# [Task objective]
Scan the entries below and report only how many lines contain "marker".
━━━━━━━━━━━━━━━━━━━━━━━━━━━━━━
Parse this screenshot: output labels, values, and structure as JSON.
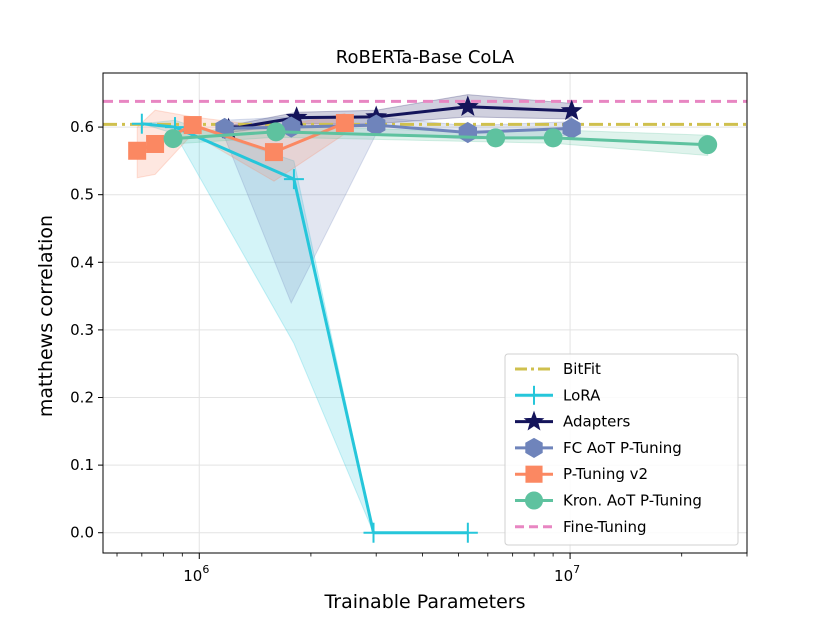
{
  "chart_data": {
    "type": "line",
    "title": "RoBERTa-Base CoLA",
    "xlabel": "Trainable Parameters",
    "ylabel": "matthews correlation",
    "xscale": "log",
    "xlim": [
      550000,
      30000000
    ],
    "ylim": [
      -0.03,
      0.68
    ],
    "x_ticks": [
      {
        "value": 1000000,
        "base": "10",
        "exp": "6"
      },
      {
        "value": 10000000,
        "base": "10",
        "exp": "7"
      }
    ],
    "y_ticks": [
      {
        "value": 0.0,
        "label": "0.0"
      },
      {
        "value": 0.1,
        "label": "0.1"
      },
      {
        "value": 0.2,
        "label": "0.2"
      },
      {
        "value": 0.3,
        "label": "0.3"
      },
      {
        "value": 0.4,
        "label": "0.4"
      },
      {
        "value": 0.5,
        "label": "0.5"
      },
      {
        "value": 0.6,
        "label": "0.6"
      }
    ],
    "grid": true,
    "legend_position": "lower-right",
    "hlines": [
      {
        "name": "BitFit",
        "y": 0.604,
        "color": "#cfc04e",
        "style": "dashdot"
      },
      {
        "name": "Fine-Tuning",
        "y": 0.638,
        "color": "#e886c2",
        "style": "dashed"
      }
    ],
    "series": [
      {
        "name": "LoRA",
        "color": "#26c6da",
        "marker": "plus",
        "x": [
          700000,
          860000,
          1800000,
          2950000,
          5300000
        ],
        "y": [
          0.605,
          0.6,
          0.523,
          0.0,
          0.0
        ],
        "lower": [
          0.605,
          0.59,
          0.28,
          0.0,
          0.0
        ],
        "upper": [
          0.605,
          0.61,
          0.55,
          0.0,
          0.0
        ]
      },
      {
        "name": "Adapters",
        "color": "#14145a",
        "marker": "star",
        "x": [
          1200000,
          1830000,
          3000000,
          5300000,
          10100000
        ],
        "y": [
          0.597,
          0.614,
          0.615,
          0.63,
          0.624
        ],
        "lower": [
          0.592,
          0.605,
          0.605,
          0.615,
          0.612
        ],
        "upper": [
          0.602,
          0.622,
          0.625,
          0.648,
          0.635
        ]
      },
      {
        "name": "FC AoT P-Tuning",
        "color": "#6f84bb",
        "marker": "hexagon",
        "x": [
          1170000,
          1770000,
          3000000,
          5300000,
          10100000
        ],
        "y": [
          0.598,
          0.6,
          0.603,
          0.592,
          0.598
        ],
        "lower": [
          0.585,
          0.34,
          0.59,
          0.582,
          0.588
        ],
        "upper": [
          0.61,
          0.615,
          0.615,
          0.602,
          0.608
        ]
      },
      {
        "name": "P-Tuning v2",
        "color": "#fb8862",
        "marker": "square",
        "x": [
          680000,
          760000,
          960000,
          1590000,
          2470000
        ],
        "y": [
          0.565,
          0.575,
          0.603,
          0.563,
          0.606
        ],
        "lower": [
          0.525,
          0.53,
          0.59,
          0.52,
          0.59
        ],
        "upper": [
          0.6,
          0.625,
          0.615,
          0.6,
          0.62
        ]
      },
      {
        "name": "Kron. AoT P-Tuning",
        "color": "#5ec29f",
        "marker": "circle",
        "x": [
          850000,
          1610000,
          6300000,
          9000000,
          23500000
        ],
        "y": [
          0.583,
          0.593,
          0.584,
          0.584,
          0.574
        ],
        "lower": [
          0.575,
          0.585,
          0.578,
          0.576,
          0.558
        ],
        "upper": [
          0.592,
          0.602,
          0.592,
          0.596,
          0.588
        ]
      }
    ],
    "legend": [
      "BitFit",
      "LoRA",
      "Adapters",
      "FC AoT P-Tuning",
      "P-Tuning v2",
      "Kron. AoT P-Tuning",
      "Fine-Tuning"
    ]
  }
}
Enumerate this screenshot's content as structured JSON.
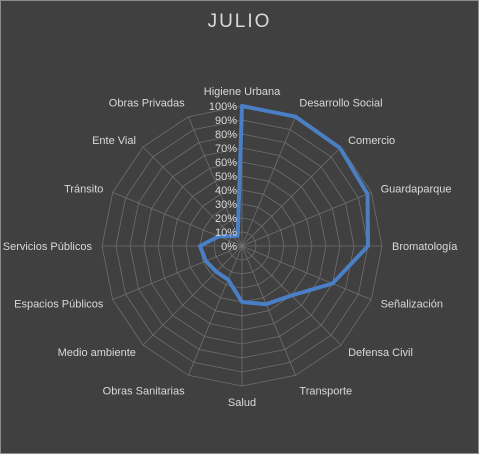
{
  "chart_data": {
    "type": "radar",
    "title": "JULIO",
    "categories": [
      "Higiene Urbana",
      "Desarrollo Social",
      "Comercio",
      "Guardaparque",
      "Bromatología",
      "Señalización",
      "Defensa Civil",
      "Transporte",
      "Salud",
      "Obras Sanitarias",
      "Medio ambiente",
      "Espacios Públicos",
      "Servicios Públicos",
      "Tránsito",
      "Ente Vial",
      "Obras Privadas"
    ],
    "series": [
      {
        "values": [
          100,
          100,
          99,
          97,
          90,
          70,
          50,
          45,
          40,
          26,
          26,
          28,
          30,
          18,
          10,
          8
        ],
        "color": "#4a7ec5"
      }
    ],
    "rlim": [
      0,
      100
    ],
    "r_ticks": [
      "0%",
      "10%",
      "20%",
      "30%",
      "40%",
      "50%",
      "60%",
      "70%",
      "80%",
      "90%",
      "100%"
    ],
    "grid": true,
    "legend": "none"
  }
}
━━━━━━━━━━━━━━━━━━━━━━━━━━━━━━
# [Answer below]
5